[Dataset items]
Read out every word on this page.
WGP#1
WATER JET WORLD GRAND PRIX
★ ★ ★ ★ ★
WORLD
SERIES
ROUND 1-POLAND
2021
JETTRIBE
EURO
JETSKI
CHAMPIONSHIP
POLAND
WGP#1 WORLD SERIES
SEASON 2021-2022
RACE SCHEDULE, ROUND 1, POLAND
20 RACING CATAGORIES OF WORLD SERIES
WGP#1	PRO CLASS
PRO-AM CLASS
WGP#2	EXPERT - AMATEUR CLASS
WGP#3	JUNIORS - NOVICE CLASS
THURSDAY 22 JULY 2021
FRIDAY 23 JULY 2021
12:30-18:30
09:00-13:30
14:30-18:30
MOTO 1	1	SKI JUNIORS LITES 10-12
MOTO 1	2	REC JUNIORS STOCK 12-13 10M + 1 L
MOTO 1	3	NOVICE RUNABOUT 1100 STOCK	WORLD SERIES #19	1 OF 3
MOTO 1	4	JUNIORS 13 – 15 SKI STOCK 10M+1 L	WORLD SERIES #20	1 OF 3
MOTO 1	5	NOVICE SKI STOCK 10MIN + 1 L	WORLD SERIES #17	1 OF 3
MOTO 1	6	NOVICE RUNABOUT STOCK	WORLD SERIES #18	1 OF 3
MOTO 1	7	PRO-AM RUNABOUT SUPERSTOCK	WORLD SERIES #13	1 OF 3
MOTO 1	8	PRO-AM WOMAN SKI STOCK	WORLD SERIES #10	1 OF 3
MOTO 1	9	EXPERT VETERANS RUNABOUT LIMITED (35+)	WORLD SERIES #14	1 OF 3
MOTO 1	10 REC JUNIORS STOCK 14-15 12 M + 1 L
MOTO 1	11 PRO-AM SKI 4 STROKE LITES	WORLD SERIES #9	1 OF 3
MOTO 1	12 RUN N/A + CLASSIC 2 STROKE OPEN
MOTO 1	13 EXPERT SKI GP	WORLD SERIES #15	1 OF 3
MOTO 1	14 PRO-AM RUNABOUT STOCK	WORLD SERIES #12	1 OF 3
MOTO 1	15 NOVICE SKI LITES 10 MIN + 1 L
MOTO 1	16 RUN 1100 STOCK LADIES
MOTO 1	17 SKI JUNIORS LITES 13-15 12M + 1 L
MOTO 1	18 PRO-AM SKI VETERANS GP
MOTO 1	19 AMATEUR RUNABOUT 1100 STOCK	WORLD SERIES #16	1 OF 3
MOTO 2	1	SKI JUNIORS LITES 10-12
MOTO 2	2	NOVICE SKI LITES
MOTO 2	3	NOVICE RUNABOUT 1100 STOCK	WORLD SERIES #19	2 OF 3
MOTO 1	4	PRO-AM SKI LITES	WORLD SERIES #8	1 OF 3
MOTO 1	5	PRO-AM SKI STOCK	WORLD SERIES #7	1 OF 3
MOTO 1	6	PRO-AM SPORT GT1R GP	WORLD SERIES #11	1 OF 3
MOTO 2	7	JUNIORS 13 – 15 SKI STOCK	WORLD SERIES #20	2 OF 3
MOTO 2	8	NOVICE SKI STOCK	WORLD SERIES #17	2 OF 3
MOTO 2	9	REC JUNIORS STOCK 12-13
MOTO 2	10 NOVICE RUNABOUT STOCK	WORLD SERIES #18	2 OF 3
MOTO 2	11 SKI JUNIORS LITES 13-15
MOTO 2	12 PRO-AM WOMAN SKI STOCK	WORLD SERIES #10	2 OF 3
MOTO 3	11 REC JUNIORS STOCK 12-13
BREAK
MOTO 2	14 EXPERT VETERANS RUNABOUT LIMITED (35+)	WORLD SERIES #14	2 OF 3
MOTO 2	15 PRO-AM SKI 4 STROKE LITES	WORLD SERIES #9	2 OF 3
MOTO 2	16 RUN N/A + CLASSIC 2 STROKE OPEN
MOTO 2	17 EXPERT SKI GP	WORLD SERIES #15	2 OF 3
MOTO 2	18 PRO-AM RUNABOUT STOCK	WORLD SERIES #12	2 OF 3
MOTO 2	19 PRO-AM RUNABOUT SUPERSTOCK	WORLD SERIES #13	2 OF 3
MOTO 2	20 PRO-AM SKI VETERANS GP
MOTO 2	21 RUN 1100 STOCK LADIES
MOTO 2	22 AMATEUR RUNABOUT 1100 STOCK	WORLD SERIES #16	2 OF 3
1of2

Given instruction:
Return every record above exactly as it appears.

Answer to this task:
Read out every word on this page.
WGP#1
WATER JET WORLD GRAND PRIX
★ ★ ★ ★ ★
WORLD
SERIES
ROUND 1-POLAND
2021
JETTRIBE
EURO
JETSKI
CHAMPIONSHIP
POLAND
WGP#1 WORLD SERIES
SEASON 2021-2022
RACE SCHEDULE, ROUND 1, POLAND
20 RACING CATAGORIES OF WORLD SERIES
WGP#1	PRO CLASS
PRO-AM CLASS
WGP#2	EXPERT - AMATEUR CLASS
WGP#3	JUNIORS - NOVICE CLASS
THURSDAY 22 JULY 2021
FRIDAY 23 JULY 2021
12:30-18:30
09:00-13:30
14:30-18:30
MOTO 1	1	SKI JUNIORS LITES 10-12
MOTO 1	2	REC JUNIORS STOCK 12-13 10M + 1 L
MOTO 1	3	NOVICE RUNABOUT 1100 STOCK	WORLD SERIES #19	1 OF 3
MOTO 1	4	JUNIORS 13 – 15 SKI STOCK 10M+1 L	WORLD SERIES #20	1 OF 3
MOTO 1	5	NOVICE SKI STOCK 10MIN + 1 L	WORLD SERIES #17	1 OF 3
MOTO 1	6	NOVICE RUNABOUT STOCK	WORLD SERIES #18	1 OF 3
MOTO 1	7	PRO-AM RUNABOUT SUPERSTOCK	WORLD SERIES #13	1 OF 3
MOTO 1	8	PRO-AM WOMAN SKI STOCK	WORLD SERIES #10	1 OF 3
MOTO 1	9	EXPERT VETERANS RUNABOUT LIMITED (35+)	WORLD SERIES #14	1 OF 3
MOTO 1	10 REC JUNIORS STOCK 14-15 12 M + 1 L
MOTO 1	11 PRO-AM SKI 4 STROKE LITES	WORLD SERIES #9	1 OF 3
MOTO 1	12 RUN N/A + CLASSIC 2 STROKE OPEN
MOTO 1	13 EXPERT SKI GP	WORLD SERIES #15	1 OF 3
MOTO 1	14 PRO-AM RUNABOUT STOCK	WORLD SERIES #12	1 OF 3
MOTO 1	15 NOVICE SKI LITES 10 MIN + 1 L
MOTO 1	16 RUN 1100 STOCK LADIES
MOTO 1	17 SKI JUNIORS LITES 13-15 12M + 1 L
MOTO 1	18 PRO-AM SKI VETERANS GP
MOTO 1	19 AMATEUR RUNABOUT 1100 STOCK	WORLD SERIES #16	1 OF 3
MOTO 2	1	SKI JUNIORS LITES 10-12
MOTO 2	2	NOVICE SKI LITES
MOTO 2	3	NOVICE RUNABOUT 1100 STOCK	WORLD SERIES #19	2 OF 3
MOTO 1	4	PRO-AM SKI LITES	WORLD SERIES #8	1 OF 3
MOTO 1	5	PRO-AM SKI STOCK	WORLD SERIES #7	1 OF 3
MOTO 1	6	PRO-AM SPORT GT1R GP	WORLD SERIES #11	1 OF 3
MOTO 2	7	JUNIORS 13 – 15 SKI STOCK	WORLD SERIES #20	2 OF 3
MOTO 2	8	NOVICE SKI STOCK	WORLD SERIES #17	2 OF 3
MOTO 2	9	REC JUNIORS STOCK 12-13
MOTO 2	10 NOVICE RUNABOUT STOCK	WORLD SERIES #18	2 OF 3
MOTO 2	11 SKI JUNIORS LITES 13-15
MOTO 2	12 PRO-AM WOMAN SKI STOCK	WORLD SERIES #10	2 OF 3
MOTO 3	11 REC JUNIORS STOCK 12-13
BREAK
MOTO 2	14 EXPERT VETERANS RUNABOUT LIMITED (35+)	WORLD SERIES #14	2 OF 3
MOTO 2	15 PRO-AM SKI 4 STROKE LITES	WORLD SERIES #9	2 OF 3
MOTO 2	16 RUN N/A + CLASSIC 2 STROKE OPEN
MOTO 2	17 EXPERT SKI GP	WORLD SERIES #15	2 OF 3
MOTO 2	18 PRO-AM RUNABOUT STOCK	WORLD SERIES #12	2 OF 3
MOTO 2	19 PRO-AM RUNABOUT SUPERSTOCK	WORLD SERIES #13	2 OF 3
MOTO 2	20 PRO-AM SKI VETERANS GP
MOTO 2	21 RUN 1100 STOCK LADIES
MOTO 2	22 AMATEUR RUNABOUT 1100 STOCK	WORLD SERIES #16	2 OF 3
1of2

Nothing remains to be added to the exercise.